_Input rows_

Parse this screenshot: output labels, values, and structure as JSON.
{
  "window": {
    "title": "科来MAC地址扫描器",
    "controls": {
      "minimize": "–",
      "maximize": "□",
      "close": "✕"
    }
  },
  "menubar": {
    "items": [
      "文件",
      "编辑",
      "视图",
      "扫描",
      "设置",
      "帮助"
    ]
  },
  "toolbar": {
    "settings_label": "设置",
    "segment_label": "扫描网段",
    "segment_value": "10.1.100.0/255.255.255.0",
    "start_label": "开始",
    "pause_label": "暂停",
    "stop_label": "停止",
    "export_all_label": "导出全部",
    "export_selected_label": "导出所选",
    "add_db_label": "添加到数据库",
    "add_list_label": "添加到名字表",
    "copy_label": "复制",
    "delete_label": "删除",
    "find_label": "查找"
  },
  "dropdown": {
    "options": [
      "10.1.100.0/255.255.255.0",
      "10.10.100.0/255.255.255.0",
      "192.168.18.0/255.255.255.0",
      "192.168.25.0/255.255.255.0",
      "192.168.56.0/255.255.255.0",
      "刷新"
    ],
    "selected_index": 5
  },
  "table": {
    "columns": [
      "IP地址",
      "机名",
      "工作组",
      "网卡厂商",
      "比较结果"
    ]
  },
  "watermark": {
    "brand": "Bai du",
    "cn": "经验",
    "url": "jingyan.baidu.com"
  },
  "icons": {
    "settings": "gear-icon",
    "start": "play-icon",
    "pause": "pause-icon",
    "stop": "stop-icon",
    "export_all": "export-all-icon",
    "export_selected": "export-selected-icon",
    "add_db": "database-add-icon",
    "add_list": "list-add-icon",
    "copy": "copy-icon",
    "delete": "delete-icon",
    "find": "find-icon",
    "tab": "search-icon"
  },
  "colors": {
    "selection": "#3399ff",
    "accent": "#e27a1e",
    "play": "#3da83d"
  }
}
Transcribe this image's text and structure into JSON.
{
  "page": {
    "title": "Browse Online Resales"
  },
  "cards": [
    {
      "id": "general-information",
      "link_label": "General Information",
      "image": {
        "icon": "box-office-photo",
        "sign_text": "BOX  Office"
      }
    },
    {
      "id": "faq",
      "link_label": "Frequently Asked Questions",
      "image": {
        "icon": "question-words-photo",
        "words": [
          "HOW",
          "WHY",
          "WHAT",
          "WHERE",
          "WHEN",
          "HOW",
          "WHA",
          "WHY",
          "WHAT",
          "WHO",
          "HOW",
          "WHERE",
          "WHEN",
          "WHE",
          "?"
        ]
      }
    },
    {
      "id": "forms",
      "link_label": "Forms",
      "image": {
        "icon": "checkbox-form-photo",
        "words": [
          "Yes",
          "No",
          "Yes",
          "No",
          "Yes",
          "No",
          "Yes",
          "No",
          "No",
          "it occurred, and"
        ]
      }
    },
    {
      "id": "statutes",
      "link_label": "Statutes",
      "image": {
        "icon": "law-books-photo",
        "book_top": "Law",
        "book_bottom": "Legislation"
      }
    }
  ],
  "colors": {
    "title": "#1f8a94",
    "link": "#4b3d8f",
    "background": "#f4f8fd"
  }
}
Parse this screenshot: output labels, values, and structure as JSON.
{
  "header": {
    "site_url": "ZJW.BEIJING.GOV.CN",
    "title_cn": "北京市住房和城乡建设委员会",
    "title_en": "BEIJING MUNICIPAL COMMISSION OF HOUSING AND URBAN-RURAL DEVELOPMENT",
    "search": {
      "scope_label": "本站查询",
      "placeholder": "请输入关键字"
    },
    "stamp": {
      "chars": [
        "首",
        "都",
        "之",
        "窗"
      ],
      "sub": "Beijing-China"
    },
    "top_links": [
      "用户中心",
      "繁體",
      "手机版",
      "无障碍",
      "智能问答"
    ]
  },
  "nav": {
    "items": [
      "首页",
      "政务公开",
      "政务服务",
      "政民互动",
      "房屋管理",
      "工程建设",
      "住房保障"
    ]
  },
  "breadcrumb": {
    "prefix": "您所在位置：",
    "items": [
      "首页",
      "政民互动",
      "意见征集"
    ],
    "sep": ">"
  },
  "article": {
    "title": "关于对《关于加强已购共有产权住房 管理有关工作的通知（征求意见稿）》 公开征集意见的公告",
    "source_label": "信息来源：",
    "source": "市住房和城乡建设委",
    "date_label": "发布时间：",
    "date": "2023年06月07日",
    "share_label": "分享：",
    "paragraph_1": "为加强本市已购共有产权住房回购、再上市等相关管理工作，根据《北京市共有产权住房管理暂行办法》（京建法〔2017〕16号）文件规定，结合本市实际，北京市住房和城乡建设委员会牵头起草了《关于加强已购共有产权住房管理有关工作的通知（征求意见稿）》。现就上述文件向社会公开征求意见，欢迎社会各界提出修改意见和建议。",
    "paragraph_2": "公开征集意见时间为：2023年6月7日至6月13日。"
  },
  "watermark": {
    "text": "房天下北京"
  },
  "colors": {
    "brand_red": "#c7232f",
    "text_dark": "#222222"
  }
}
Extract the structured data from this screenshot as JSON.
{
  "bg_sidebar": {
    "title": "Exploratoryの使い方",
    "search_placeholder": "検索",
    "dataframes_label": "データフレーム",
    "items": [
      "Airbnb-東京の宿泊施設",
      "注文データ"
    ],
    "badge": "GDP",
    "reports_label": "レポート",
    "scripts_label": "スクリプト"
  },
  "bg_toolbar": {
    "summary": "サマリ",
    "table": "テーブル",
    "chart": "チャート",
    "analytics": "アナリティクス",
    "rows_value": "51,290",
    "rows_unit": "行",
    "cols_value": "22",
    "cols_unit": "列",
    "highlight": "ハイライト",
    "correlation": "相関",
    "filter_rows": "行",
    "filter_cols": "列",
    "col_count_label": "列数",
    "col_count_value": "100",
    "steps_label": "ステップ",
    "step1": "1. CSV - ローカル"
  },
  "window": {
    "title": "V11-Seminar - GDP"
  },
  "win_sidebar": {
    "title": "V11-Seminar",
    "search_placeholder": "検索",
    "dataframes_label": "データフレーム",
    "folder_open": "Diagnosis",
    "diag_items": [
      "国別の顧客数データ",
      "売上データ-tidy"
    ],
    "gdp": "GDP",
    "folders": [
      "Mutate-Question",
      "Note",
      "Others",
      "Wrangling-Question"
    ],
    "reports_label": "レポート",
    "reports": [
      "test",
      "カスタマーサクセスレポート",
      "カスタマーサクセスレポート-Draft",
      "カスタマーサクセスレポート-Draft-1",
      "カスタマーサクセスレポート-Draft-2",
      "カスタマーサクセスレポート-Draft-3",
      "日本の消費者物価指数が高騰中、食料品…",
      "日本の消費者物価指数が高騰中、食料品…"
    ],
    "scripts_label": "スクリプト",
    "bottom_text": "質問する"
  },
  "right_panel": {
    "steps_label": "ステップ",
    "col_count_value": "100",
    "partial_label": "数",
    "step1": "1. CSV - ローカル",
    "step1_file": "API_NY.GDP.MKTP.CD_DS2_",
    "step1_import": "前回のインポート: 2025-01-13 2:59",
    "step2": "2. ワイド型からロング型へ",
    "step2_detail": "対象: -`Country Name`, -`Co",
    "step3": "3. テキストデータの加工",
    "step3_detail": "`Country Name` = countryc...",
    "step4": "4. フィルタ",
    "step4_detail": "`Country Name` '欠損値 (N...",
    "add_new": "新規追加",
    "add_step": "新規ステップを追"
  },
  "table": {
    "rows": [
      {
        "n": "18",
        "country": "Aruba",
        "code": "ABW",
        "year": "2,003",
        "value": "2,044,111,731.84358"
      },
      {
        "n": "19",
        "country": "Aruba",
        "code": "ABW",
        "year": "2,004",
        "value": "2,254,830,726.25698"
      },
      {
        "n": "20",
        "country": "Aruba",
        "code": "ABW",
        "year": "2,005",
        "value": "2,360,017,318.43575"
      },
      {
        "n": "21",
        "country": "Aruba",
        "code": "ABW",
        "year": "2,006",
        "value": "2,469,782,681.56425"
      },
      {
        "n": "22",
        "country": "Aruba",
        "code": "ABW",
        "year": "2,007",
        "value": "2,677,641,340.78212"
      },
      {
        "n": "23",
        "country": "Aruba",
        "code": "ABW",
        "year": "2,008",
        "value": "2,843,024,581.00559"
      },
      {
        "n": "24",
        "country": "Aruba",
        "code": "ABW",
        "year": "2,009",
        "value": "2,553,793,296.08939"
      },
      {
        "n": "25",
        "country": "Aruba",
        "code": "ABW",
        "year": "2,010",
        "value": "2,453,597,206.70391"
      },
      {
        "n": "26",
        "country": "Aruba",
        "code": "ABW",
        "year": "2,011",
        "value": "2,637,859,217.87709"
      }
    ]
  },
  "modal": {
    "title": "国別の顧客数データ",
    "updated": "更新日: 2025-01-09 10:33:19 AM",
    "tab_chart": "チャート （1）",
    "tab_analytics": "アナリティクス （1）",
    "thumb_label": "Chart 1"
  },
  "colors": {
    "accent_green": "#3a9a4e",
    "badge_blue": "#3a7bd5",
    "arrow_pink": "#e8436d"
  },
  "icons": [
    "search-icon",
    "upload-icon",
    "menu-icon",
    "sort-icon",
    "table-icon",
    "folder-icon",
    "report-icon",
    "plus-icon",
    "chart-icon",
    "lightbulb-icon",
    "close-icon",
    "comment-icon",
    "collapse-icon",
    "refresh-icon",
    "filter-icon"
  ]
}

_Problem to work on_
Filter for "アナリティクス". Return all lines that hold it.

_Full response_
    "analytics": "アナリティクス",
    "tab_analytics": "アナリティクス （1）",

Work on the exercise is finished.